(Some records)

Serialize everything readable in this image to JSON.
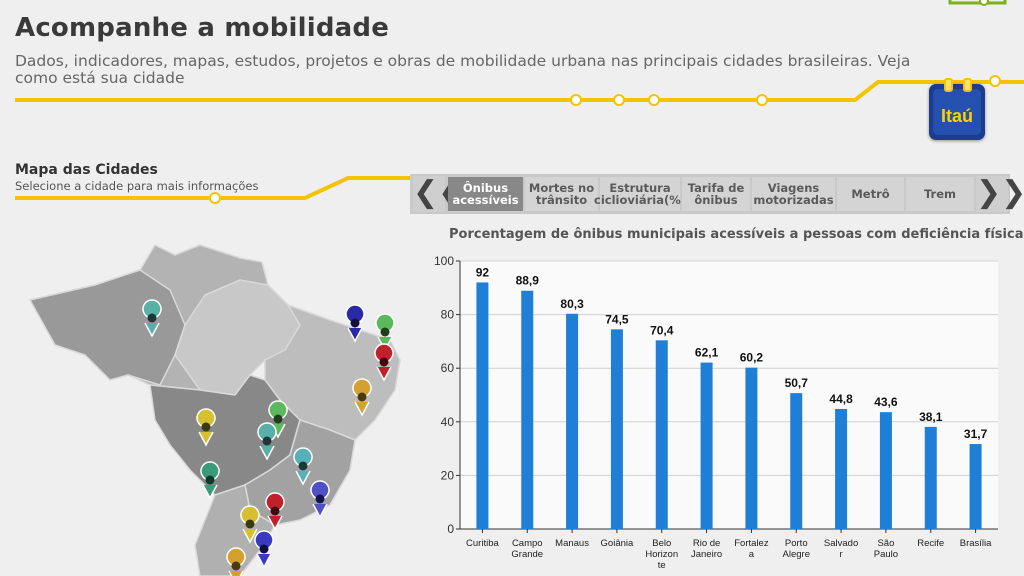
{
  "header": {
    "title": "Acompanhe a mobilidade",
    "subtitle": "Dados, indicadores, mapas, estudos, projetos e obras de mobilidade urbana nas principais cidades brasileiras. Veja como está sua cidade",
    "logo_text": "Itaú"
  },
  "map": {
    "title": "Mapa das Cidades",
    "subtitle": "Selecione a cidade para mais informações"
  },
  "tabs": [
    {
      "label": "Ônibus\nacessíveis",
      "active": true
    },
    {
      "label": "Mortes no\ntrânsito",
      "active": false
    },
    {
      "label": "Estrutura\nciclioviária(%)",
      "active": false
    },
    {
      "label": "Tarifa de\nônibus",
      "active": false
    },
    {
      "label": "Viagens\nmotorizadas",
      "active": false
    },
    {
      "label": "Metrô",
      "active": false
    },
    {
      "label": "Trem",
      "active": false
    }
  ],
  "nav": {
    "prev": "❮❮",
    "next": "❯❯"
  },
  "colors": {
    "accent": "#f5c400",
    "bar": "#1f7fd6",
    "tab_active": "#888888"
  },
  "chart_data": {
    "type": "bar",
    "title": "Porcentagem de ônibus municipais acessíveis a pessoas com deficiência física",
    "categories": [
      [
        "Curitiba"
      ],
      [
        "Campo",
        "Grande"
      ],
      [
        "Manaus"
      ],
      [
        "Goiânia"
      ],
      [
        "Belo",
        "Horizon",
        "te"
      ],
      [
        "Rio de",
        "Janeiro"
      ],
      [
        "Fortalez",
        "a"
      ],
      [
        "Porto",
        "Alegre"
      ],
      [
        "Salvado",
        "r"
      ],
      [
        "São",
        "Paulo"
      ],
      [
        "Recife"
      ],
      [
        "Brasília"
      ]
    ],
    "values": [
      92,
      88.9,
      80.3,
      74.5,
      70.4,
      62.1,
      60.2,
      50.7,
      44.8,
      43.6,
      38.1,
      31.7
    ],
    "value_labels": [
      "92",
      "88,9",
      "80,3",
      "74,5",
      "70,4",
      "62,1",
      "60,2",
      "50,7",
      "44,8",
      "43,6",
      "38,1",
      "31,7"
    ],
    "yticks": [
      "0",
      "20",
      "40",
      "60",
      "80",
      "100"
    ],
    "ylim": [
      0,
      100
    ],
    "grid": true
  }
}
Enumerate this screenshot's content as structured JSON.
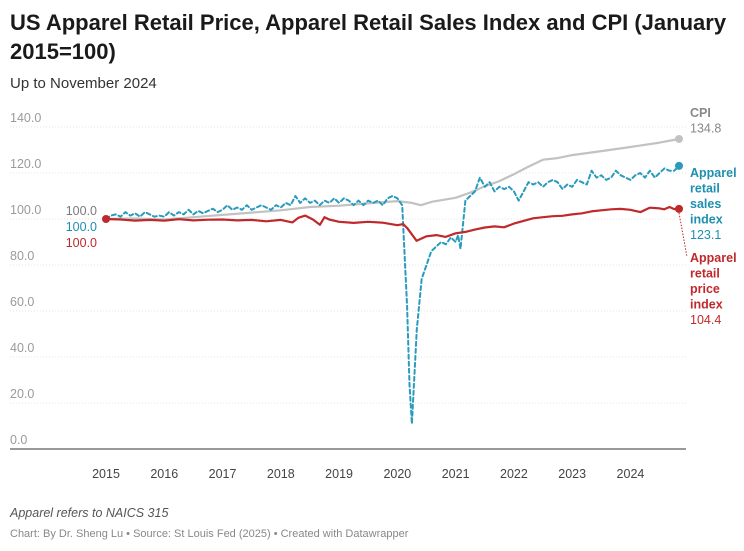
{
  "header": {
    "title": "US Apparel Retail Price, Apparel Retail Sales Index and CPI (January 2015=100)",
    "subtitle": "Up to November 2024"
  },
  "footer": {
    "note": "Apparel refers to NAICS 315",
    "credit": "Chart: By Dr. Sheng Lu • Source: St Louis Fed (2025) • Created with Datawrapper"
  },
  "colors": {
    "cpi": "#c2c2c2",
    "sales": "#2a9bbd",
    "price": "#c0292b",
    "grid": "#e5e5e5"
  },
  "chart_data": {
    "type": "line",
    "title": "US Apparel Retail Price, Apparel Retail Sales Index and CPI (January 2015=100)",
    "xlabel": "",
    "ylabel": "",
    "xlim": [
      2015.0,
      2024.833
    ],
    "ylim": [
      0,
      140
    ],
    "y_ticks": [
      "0.0",
      "20.0",
      "40.0",
      "60.0",
      "80.0",
      "100.0",
      "120.0",
      "140.0"
    ],
    "x_ticks": [
      "2015",
      "2016",
      "2017",
      "2018",
      "2019",
      "2020",
      "2021",
      "2022",
      "2023",
      "2024"
    ],
    "grid": true,
    "series": [
      {
        "name": "CPI",
        "label_lines": [
          "CPI"
        ],
        "start_label": "100.0",
        "end_label": "134.8",
        "style": "solid",
        "points": [
          [
            2015.0,
            100
          ],
          [
            2015.5,
            100.2
          ],
          [
            2016.0,
            99.8
          ],
          [
            2016.5,
            100.8
          ],
          [
            2017.0,
            101.8
          ],
          [
            2017.5,
            102.8
          ],
          [
            2018.0,
            103.8
          ],
          [
            2018.5,
            105.2
          ],
          [
            2019.0,
            105.8
          ],
          [
            2019.5,
            106.8
          ],
          [
            2020.0,
            107.8
          ],
          [
            2020.25,
            107.0
          ],
          [
            2020.4,
            106.0
          ],
          [
            2020.6,
            107.5
          ],
          [
            2021.0,
            109.2
          ],
          [
            2021.25,
            111.5
          ],
          [
            2021.5,
            114.2
          ],
          [
            2021.75,
            116.5
          ],
          [
            2022.0,
            119.5
          ],
          [
            2022.25,
            122.8
          ],
          [
            2022.5,
            125.8
          ],
          [
            2022.75,
            126.5
          ],
          [
            2023.0,
            127.8
          ],
          [
            2023.5,
            129.5
          ],
          [
            2024.0,
            131.3
          ],
          [
            2024.5,
            133.2
          ],
          [
            2024.833,
            134.8
          ]
        ]
      },
      {
        "name": "Apparel retail sales index",
        "label_lines": [
          "Apparel",
          "retail",
          "sales",
          "index"
        ],
        "start_label": "100.0",
        "end_label": "123.1",
        "style": "dashed",
        "points": [
          [
            2015.0,
            100
          ],
          [
            2015.083,
            101.5
          ],
          [
            2015.167,
            102
          ],
          [
            2015.25,
            101
          ],
          [
            2015.333,
            103
          ],
          [
            2015.417,
            101.5
          ],
          [
            2015.5,
            102.5
          ],
          [
            2015.583,
            101
          ],
          [
            2015.667,
            103
          ],
          [
            2015.75,
            102
          ],
          [
            2015.833,
            101
          ],
          [
            2015.917,
            101.5
          ],
          [
            2016.0,
            101
          ],
          [
            2016.083,
            103
          ],
          [
            2016.167,
            101.5
          ],
          [
            2016.25,
            103
          ],
          [
            2016.333,
            102
          ],
          [
            2016.417,
            104
          ],
          [
            2016.5,
            102
          ],
          [
            2016.583,
            103.5
          ],
          [
            2016.667,
            102.5
          ],
          [
            2016.75,
            103.5
          ],
          [
            2016.833,
            104.5
          ],
          [
            2016.917,
            103
          ],
          [
            2017.0,
            104
          ],
          [
            2017.083,
            106
          ],
          [
            2017.167,
            104
          ],
          [
            2017.25,
            105
          ],
          [
            2017.333,
            104
          ],
          [
            2017.417,
            106
          ],
          [
            2017.5,
            104
          ],
          [
            2017.583,
            105
          ],
          [
            2017.667,
            106
          ],
          [
            2017.75,
            105
          ],
          [
            2017.833,
            104
          ],
          [
            2017.917,
            106
          ],
          [
            2018.0,
            105
          ],
          [
            2018.083,
            107
          ],
          [
            2018.167,
            106
          ],
          [
            2018.25,
            110
          ],
          [
            2018.333,
            107
          ],
          [
            2018.417,
            109
          ],
          [
            2018.5,
            107
          ],
          [
            2018.583,
            108
          ],
          [
            2018.667,
            106
          ],
          [
            2018.75,
            108
          ],
          [
            2018.833,
            107
          ],
          [
            2018.917,
            109
          ],
          [
            2019.0,
            107
          ],
          [
            2019.083,
            109
          ],
          [
            2019.167,
            108
          ],
          [
            2019.25,
            106
          ],
          [
            2019.333,
            108
          ],
          [
            2019.417,
            106
          ],
          [
            2019.5,
            108
          ],
          [
            2019.583,
            107
          ],
          [
            2019.667,
            108
          ],
          [
            2019.75,
            106
          ],
          [
            2019.833,
            109
          ],
          [
            2019.917,
            110
          ],
          [
            2020.0,
            109
          ],
          [
            2020.083,
            106
          ],
          [
            2020.167,
            62
          ],
          [
            2020.208,
            28
          ],
          [
            2020.25,
            11
          ],
          [
            2020.333,
            52
          ],
          [
            2020.417,
            74
          ],
          [
            2020.5,
            80
          ],
          [
            2020.583,
            86
          ],
          [
            2020.667,
            88
          ],
          [
            2020.75,
            90
          ],
          [
            2020.833,
            89
          ],
          [
            2020.917,
            92
          ],
          [
            2021.0,
            90
          ],
          [
            2021.042,
            93
          ],
          [
            2021.083,
            87
          ],
          [
            2021.167,
            108
          ],
          [
            2021.25,
            110
          ],
          [
            2021.333,
            112
          ],
          [
            2021.417,
            118
          ],
          [
            2021.5,
            114
          ],
          [
            2021.583,
            116
          ],
          [
            2021.667,
            112
          ],
          [
            2021.75,
            114
          ],
          [
            2021.833,
            113
          ],
          [
            2021.917,
            114
          ],
          [
            2022.0,
            112
          ],
          [
            2022.083,
            108
          ],
          [
            2022.167,
            112
          ],
          [
            2022.25,
            116
          ],
          [
            2022.333,
            115
          ],
          [
            2022.417,
            116
          ],
          [
            2022.5,
            114
          ],
          [
            2022.583,
            116
          ],
          [
            2022.667,
            117
          ],
          [
            2022.75,
            116
          ],
          [
            2022.833,
            113
          ],
          [
            2022.917,
            115
          ],
          [
            2023.0,
            114
          ],
          [
            2023.083,
            117
          ],
          [
            2023.167,
            116
          ],
          [
            2023.25,
            115
          ],
          [
            2023.333,
            121
          ],
          [
            2023.417,
            118
          ],
          [
            2023.5,
            119
          ],
          [
            2023.583,
            117
          ],
          [
            2023.667,
            118
          ],
          [
            2023.75,
            121
          ],
          [
            2023.833,
            119
          ],
          [
            2023.917,
            118
          ],
          [
            2024.0,
            117
          ],
          [
            2024.083,
            119
          ],
          [
            2024.167,
            120
          ],
          [
            2024.25,
            118
          ],
          [
            2024.333,
            121
          ],
          [
            2024.417,
            118
          ],
          [
            2024.5,
            120
          ],
          [
            2024.583,
            122
          ],
          [
            2024.667,
            121
          ],
          [
            2024.75,
            121
          ],
          [
            2024.833,
            123.1
          ]
        ]
      },
      {
        "name": "Apparel retail price index",
        "label_lines": [
          "Apparel",
          "retail",
          "price",
          "index"
        ],
        "start_label": "100.0",
        "end_label": "104.4",
        "style": "solid",
        "points": [
          [
            2015.0,
            100
          ],
          [
            2015.25,
            99.8
          ],
          [
            2015.5,
            99.3
          ],
          [
            2015.75,
            99.6
          ],
          [
            2016.0,
            99.3
          ],
          [
            2016.25,
            99.9
          ],
          [
            2016.5,
            99.4
          ],
          [
            2016.75,
            99.7
          ],
          [
            2017.0,
            99.8
          ],
          [
            2017.25,
            99.4
          ],
          [
            2017.5,
            99.6
          ],
          [
            2017.75,
            99.0
          ],
          [
            2018.0,
            99.6
          ],
          [
            2018.2,
            98.5
          ],
          [
            2018.3,
            100.5
          ],
          [
            2018.42,
            101.5
          ],
          [
            2018.55,
            99.8
          ],
          [
            2018.67,
            97.5
          ],
          [
            2018.75,
            100.8
          ],
          [
            2018.83,
            99.8
          ],
          [
            2019.0,
            98.8
          ],
          [
            2019.25,
            98.3
          ],
          [
            2019.5,
            98.8
          ],
          [
            2019.75,
            98.4
          ],
          [
            2020.0,
            97.3
          ],
          [
            2020.1,
            97.8
          ],
          [
            2020.17,
            96.0
          ],
          [
            2020.33,
            90.5
          ],
          [
            2020.5,
            92.5
          ],
          [
            2020.67,
            93.0
          ],
          [
            2020.83,
            92.2
          ],
          [
            2021.0,
            93.8
          ],
          [
            2021.17,
            94.4
          ],
          [
            2021.33,
            95.4
          ],
          [
            2021.5,
            96.3
          ],
          [
            2021.67,
            96.8
          ],
          [
            2021.83,
            96.4
          ],
          [
            2022.0,
            98.0
          ],
          [
            2022.17,
            99.2
          ],
          [
            2022.33,
            100.3
          ],
          [
            2022.5,
            100.8
          ],
          [
            2022.67,
            101.2
          ],
          [
            2022.83,
            101.4
          ],
          [
            2023.0,
            102.0
          ],
          [
            2023.17,
            102.5
          ],
          [
            2023.33,
            103.3
          ],
          [
            2023.5,
            103.8
          ],
          [
            2023.67,
            104.2
          ],
          [
            2023.83,
            104.4
          ],
          [
            2024.0,
            104.0
          ],
          [
            2024.17,
            103.0
          ],
          [
            2024.33,
            104.9
          ],
          [
            2024.5,
            104.6
          ],
          [
            2024.58,
            104.2
          ],
          [
            2024.67,
            105.2
          ],
          [
            2024.75,
            104.3
          ],
          [
            2024.833,
            104.4
          ]
        ]
      }
    ]
  }
}
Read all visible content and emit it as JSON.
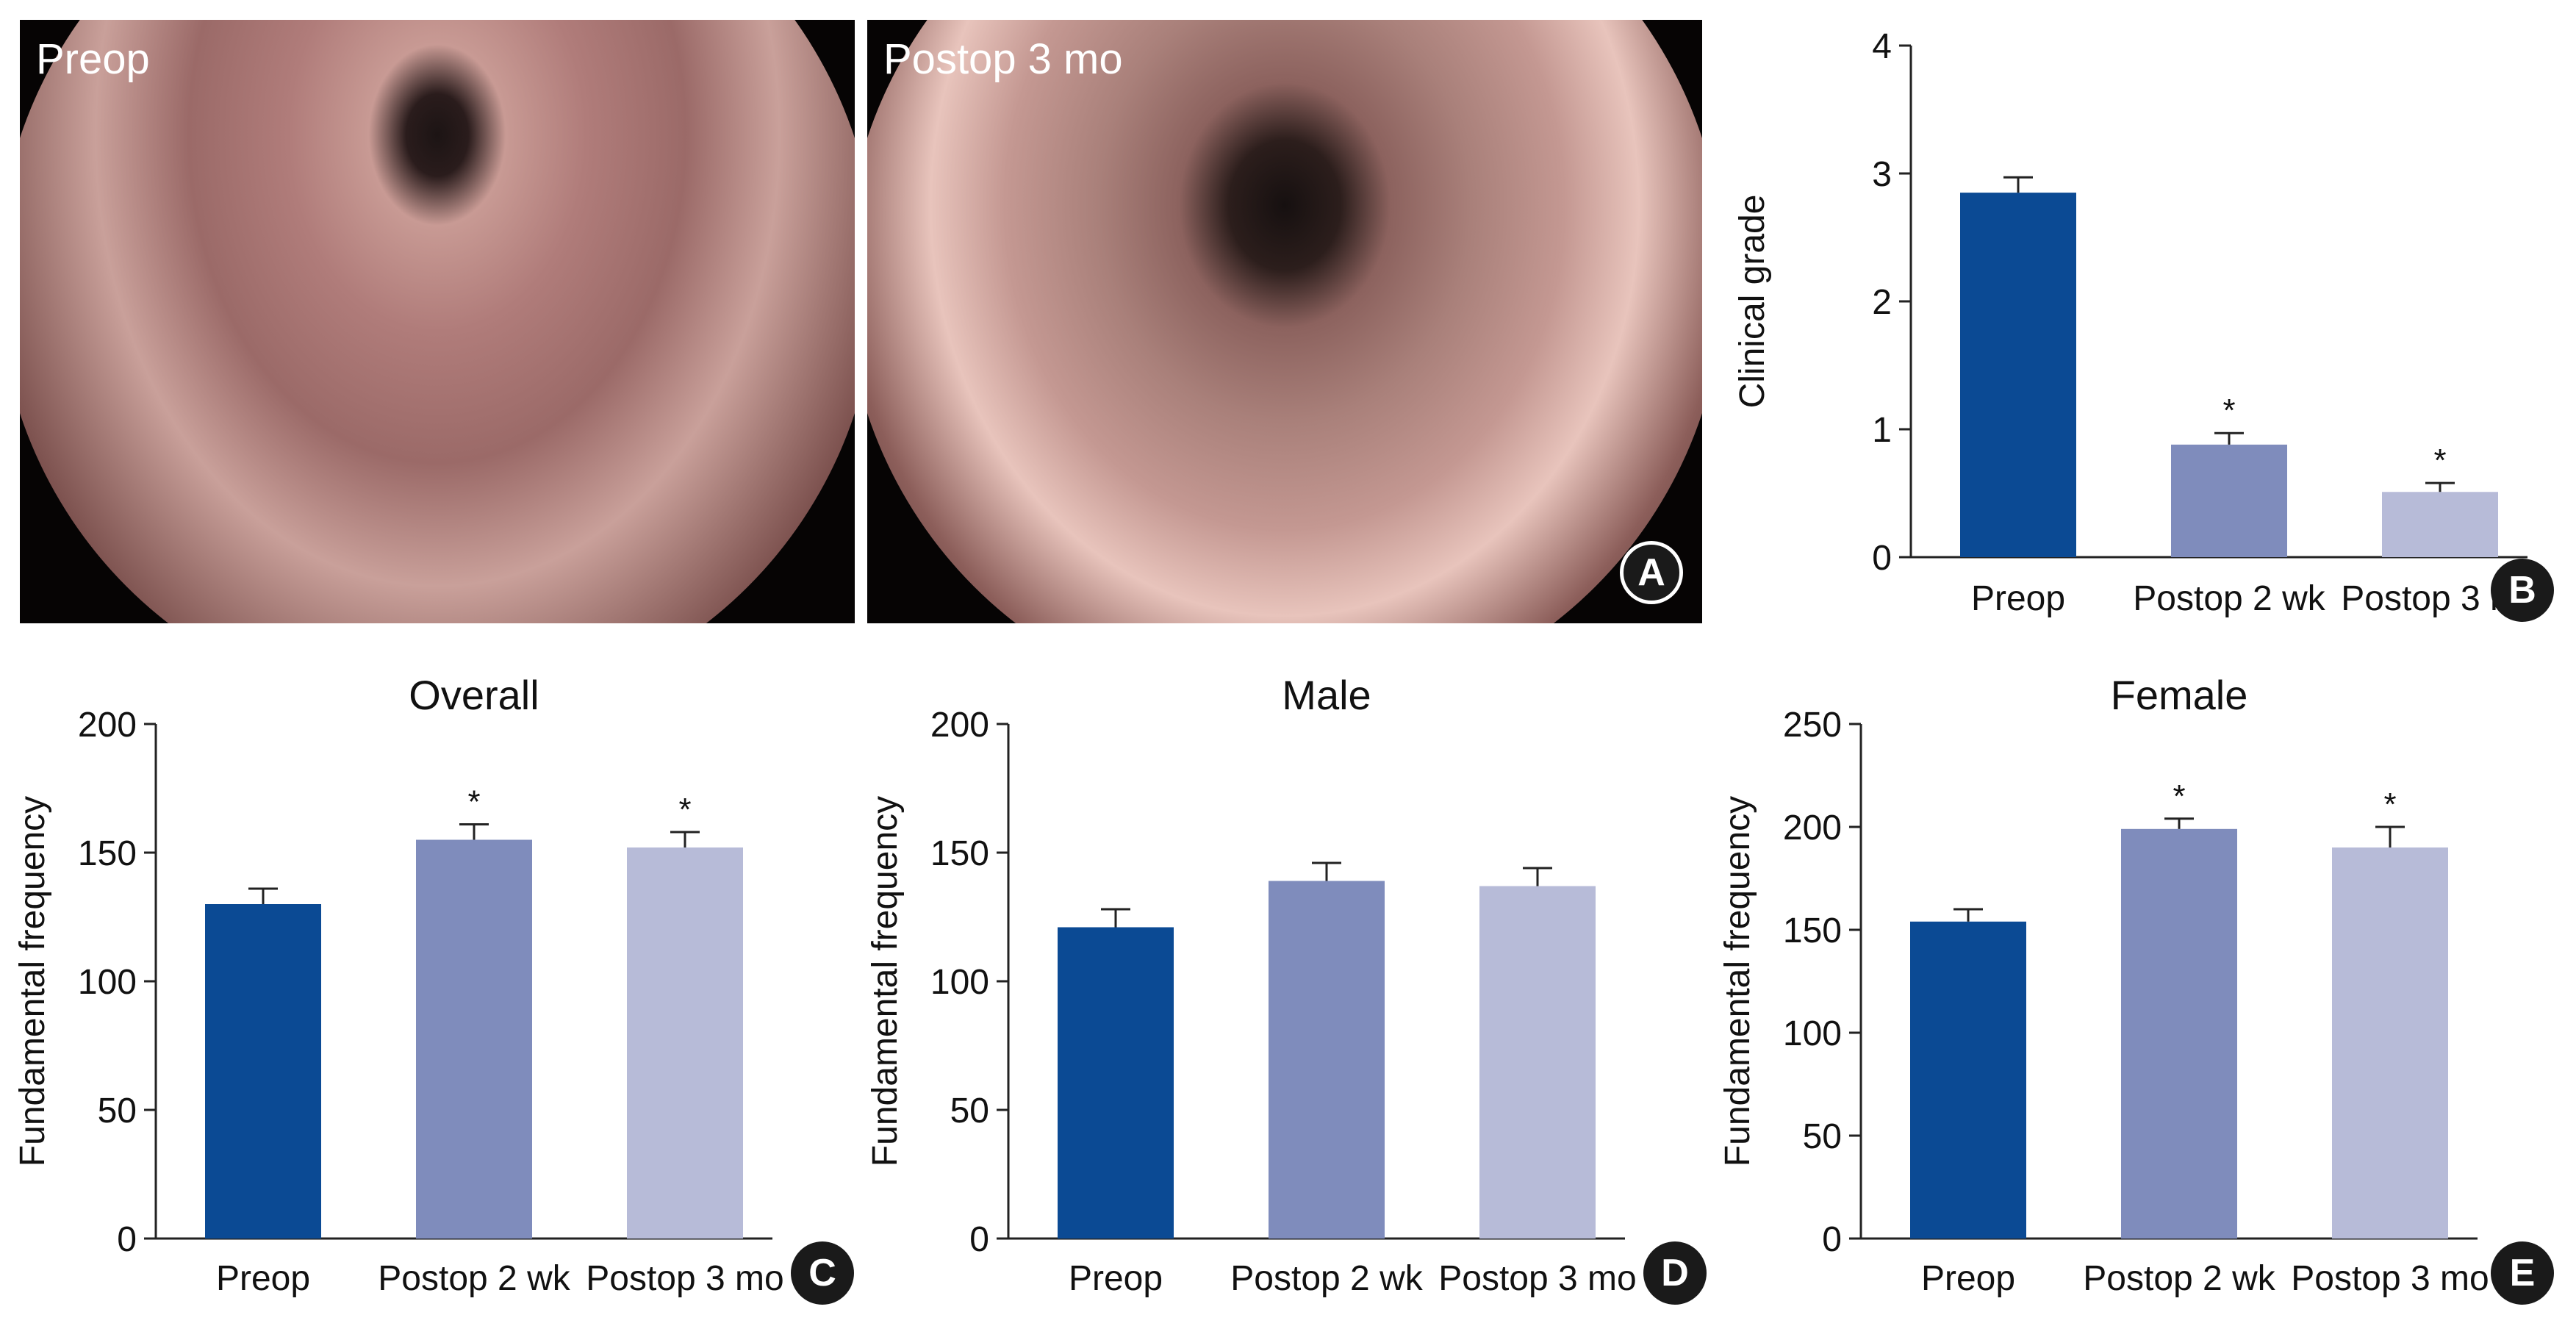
{
  "photos": [
    {
      "label": "Preop"
    },
    {
      "label": "Postop 3 mo"
    }
  ],
  "panel_labels": {
    "a": "A",
    "b": "B",
    "c": "C",
    "d": "D",
    "e": "E"
  },
  "colors": {
    "preop": "#0b4a94",
    "postop_2wk": "#7f8cbc",
    "postop_3mo": "#b7bbd8",
    "axis": "#222222"
  },
  "chart_data": [
    {
      "panel": "B",
      "type": "bar",
      "title": "",
      "xlabel": "",
      "ylabel": "Clinical grade",
      "ylim": [
        0,
        4
      ],
      "yticks": [
        0,
        1,
        2,
        3,
        4
      ],
      "categories": [
        "Preop",
        "Postop 2 wk",
        "Postop 3 mo"
      ],
      "values": [
        2.85,
        0.88,
        0.51
      ],
      "errors": [
        0.12,
        0.09,
        0.07
      ],
      "significance": [
        "",
        "*",
        "*"
      ]
    },
    {
      "panel": "C",
      "type": "bar",
      "title": "Overall",
      "xlabel": "",
      "ylabel": "Fundamental frequency",
      "ylim": [
        0,
        200
      ],
      "yticks": [
        0,
        50,
        100,
        150,
        200
      ],
      "categories": [
        "Preop",
        "Postop 2 wk",
        "Postop 3 mo"
      ],
      "values": [
        130,
        155,
        152
      ],
      "errors": [
        6,
        6,
        6
      ],
      "significance": [
        "",
        "*",
        "*"
      ]
    },
    {
      "panel": "D",
      "type": "bar",
      "title": "Male",
      "xlabel": "",
      "ylabel": "Fundamental frequency",
      "ylim": [
        0,
        200
      ],
      "yticks": [
        0,
        50,
        100,
        150,
        200
      ],
      "categories": [
        "Preop",
        "Postop 2 wk",
        "Postop 3 mo"
      ],
      "values": [
        121,
        139,
        137
      ],
      "errors": [
        7,
        7,
        7
      ],
      "significance": [
        "",
        "",
        ""
      ]
    },
    {
      "panel": "E",
      "type": "bar",
      "title": "Female",
      "xlabel": "",
      "ylabel": "Fundamental frequency",
      "ylim": [
        0,
        250
      ],
      "yticks": [
        0,
        50,
        100,
        150,
        200,
        250
      ],
      "categories": [
        "Preop",
        "Postop 2 wk",
        "Postop 3 mo"
      ],
      "values": [
        154,
        199,
        190
      ],
      "errors": [
        6,
        5,
        10
      ],
      "significance": [
        "",
        "*",
        "*"
      ]
    }
  ]
}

• Requirements:
Check each line above for "mobilidade" and return the ones that have it.

• Reply:
    "title": "Acompanhe a mobilidade",
    "subtitle": "Dados, indicadores, mapas, estudos, projetos e obras de mobilidade urbana nas principais cidades brasileiras. Veja como está sua cidade",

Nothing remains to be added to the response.